-- START OF Text to read --
The complex interrelationship between bioenergy and food security, and the challenges posed by the growing demand for food and fuel in an increasingly carbon-constrained world

by Andrea Rossi and Yianna Lambrou

Growing global demand for liquid biofuels may affect three dimensions of food security – availability, access and stability. Large-scale plantations for liquid biofuel production (LBP), with their high input requirements, may divert land and other resources, such as water, away from food crops. In addition, these plantations, due to their high profitability, may be established on high-quality lands, reducing the availability of such lands for growing food and subsistence crops.

The potential loss of agro-biodiversity poses a serious threat to rural livelihoods and long-term food security as well. LBP may also have a negative impact on the livestock sector, which is key to the food security of rural households, through a reduction in the availability of grazing land and an increase in the price of livestock feed due to the growing use of agricultural commodities for LBP. All these factors, combined, might negatively affect food availability.

At the same time, liquid biofuel production has an impact on food access. The emerging liquid biofuel industry is a new, fast growing source of demand for agricultural commodities such as sugar, maize, oilseeds, palm oil and cassava. This, combined with other factors such as income and population growth, adverse weather conditions, and new or additional trade barriers and export restrictions, has contributed to higher food prices. Some studies have tried to measure the impact of LBP on food prices, reaching different conclusions. According to IFPRI's estimates, in 2000-2007 increased demand for liquid biofuels has contributed to 30% of the growth of cereal prices, calculated as a weighted average.
-- END OF Text to read --
### Written exercise 1
According to IFPRI's estimates cited in the bioenergy text, what share of the growth of cereal prices in 2000-2007 was due to increased demand for liquid biofuels?
### Written exercise 2
Quote the stretch of the bioenergy text from "Growing global demand" through "and subsistence crops.".
### Written exercise 3
List every agricultural commodity that the bioenergy text names as being in demand from the emerging liquid biofuel industry.
The records that follow are not required for any of this work.
-- START OF Material supplied --
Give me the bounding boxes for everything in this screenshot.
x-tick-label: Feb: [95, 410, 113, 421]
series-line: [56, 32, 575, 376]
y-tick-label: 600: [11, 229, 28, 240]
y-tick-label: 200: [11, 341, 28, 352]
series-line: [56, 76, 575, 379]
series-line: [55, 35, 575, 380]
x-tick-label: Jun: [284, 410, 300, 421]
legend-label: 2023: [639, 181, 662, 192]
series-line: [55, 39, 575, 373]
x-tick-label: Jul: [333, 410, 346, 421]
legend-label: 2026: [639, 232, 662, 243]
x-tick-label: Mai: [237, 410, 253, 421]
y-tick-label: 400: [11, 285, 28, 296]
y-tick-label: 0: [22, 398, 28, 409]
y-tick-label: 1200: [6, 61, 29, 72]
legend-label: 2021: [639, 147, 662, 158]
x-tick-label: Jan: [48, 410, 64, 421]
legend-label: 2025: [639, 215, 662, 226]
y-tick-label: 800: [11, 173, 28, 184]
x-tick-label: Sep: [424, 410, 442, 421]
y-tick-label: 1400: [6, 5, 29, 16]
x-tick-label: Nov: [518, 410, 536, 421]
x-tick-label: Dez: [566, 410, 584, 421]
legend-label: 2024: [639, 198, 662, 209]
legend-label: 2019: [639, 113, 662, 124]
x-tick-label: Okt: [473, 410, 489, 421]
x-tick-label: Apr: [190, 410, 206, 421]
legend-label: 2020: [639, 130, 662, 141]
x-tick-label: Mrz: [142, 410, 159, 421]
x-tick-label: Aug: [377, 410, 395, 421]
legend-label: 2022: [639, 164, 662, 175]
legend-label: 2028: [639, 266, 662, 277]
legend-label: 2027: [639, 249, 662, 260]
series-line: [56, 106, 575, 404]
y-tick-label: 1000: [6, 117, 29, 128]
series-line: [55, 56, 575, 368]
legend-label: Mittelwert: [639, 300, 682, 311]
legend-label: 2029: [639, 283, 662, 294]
-- END OF Material supplied --
### Answer 1
30%, calculated as a weighted average.

### Answer 2
Growing global demand for liquid biofuels may affect three dimensions of food security – availability, access and stability. Large-scale plantations for liquid biofuel production (LBP), with their high input requirements, may divert land and other resources, such as water, away from food crops. In addition, these plantations, due to their high profitability, may be established on high-quality lands, reducing the availability of such lands for growing food and subsistence crops.

### Answer 3
- Sugar
- Maize
- Oilseeds
- Palm oil
- Cassava